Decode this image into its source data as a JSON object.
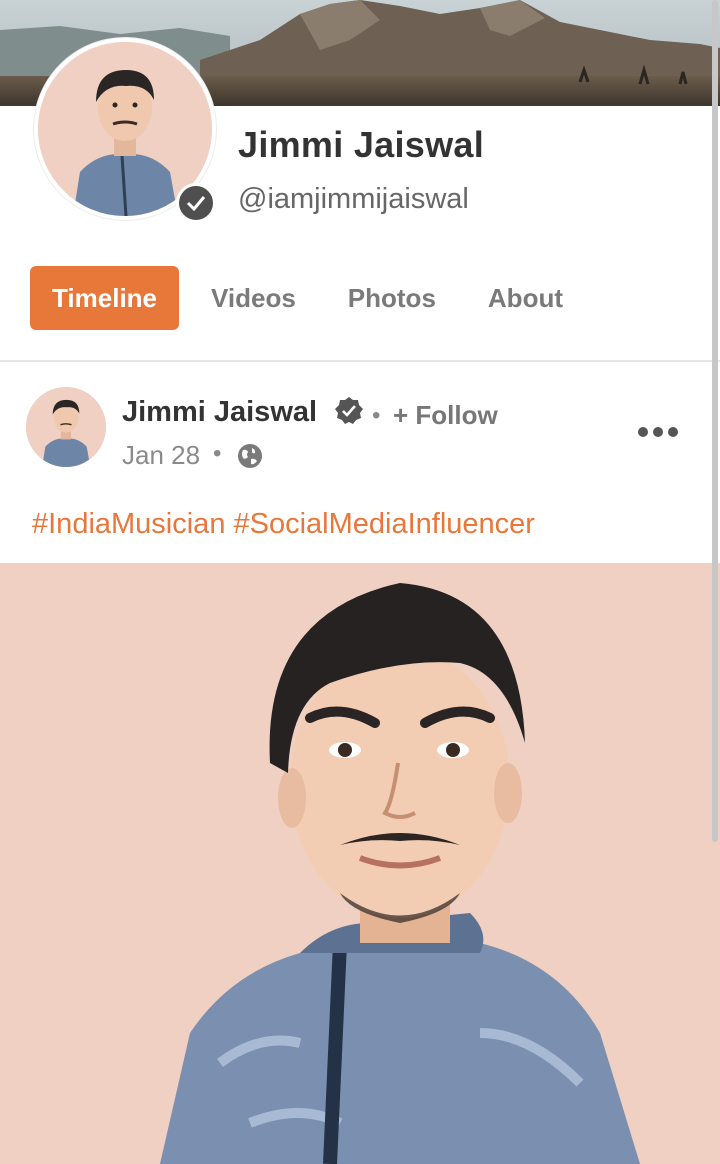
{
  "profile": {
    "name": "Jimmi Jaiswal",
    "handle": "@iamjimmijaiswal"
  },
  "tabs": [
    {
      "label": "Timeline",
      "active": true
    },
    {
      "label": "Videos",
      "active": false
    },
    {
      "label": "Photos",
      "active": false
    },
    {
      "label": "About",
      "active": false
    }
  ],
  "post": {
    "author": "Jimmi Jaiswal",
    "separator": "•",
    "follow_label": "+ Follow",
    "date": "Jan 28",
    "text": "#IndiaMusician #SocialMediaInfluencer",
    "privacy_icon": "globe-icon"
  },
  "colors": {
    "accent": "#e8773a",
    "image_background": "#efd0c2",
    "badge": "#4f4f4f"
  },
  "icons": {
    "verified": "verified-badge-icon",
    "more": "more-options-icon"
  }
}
-=-=-=-=-
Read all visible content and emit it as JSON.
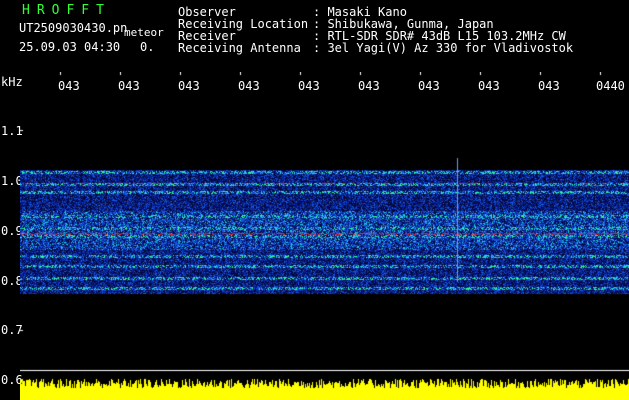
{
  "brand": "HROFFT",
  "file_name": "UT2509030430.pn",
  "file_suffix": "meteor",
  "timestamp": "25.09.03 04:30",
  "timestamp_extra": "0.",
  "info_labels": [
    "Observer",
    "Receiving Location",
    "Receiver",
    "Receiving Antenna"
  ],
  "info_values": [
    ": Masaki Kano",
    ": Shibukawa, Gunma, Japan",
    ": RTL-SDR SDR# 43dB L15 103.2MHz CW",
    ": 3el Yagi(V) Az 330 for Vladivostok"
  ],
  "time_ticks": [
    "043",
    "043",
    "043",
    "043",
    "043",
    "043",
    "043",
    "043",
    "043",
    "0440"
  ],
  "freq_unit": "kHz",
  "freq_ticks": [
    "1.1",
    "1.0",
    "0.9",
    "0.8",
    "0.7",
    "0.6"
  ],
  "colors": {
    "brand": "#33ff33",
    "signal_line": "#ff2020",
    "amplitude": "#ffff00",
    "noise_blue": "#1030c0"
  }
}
-=-=-=-=-
> Directions for this task:
Return every line containing "badge".

> The response:
    "badge": "#4f4f4f"
    "verified": "verified-badge-icon",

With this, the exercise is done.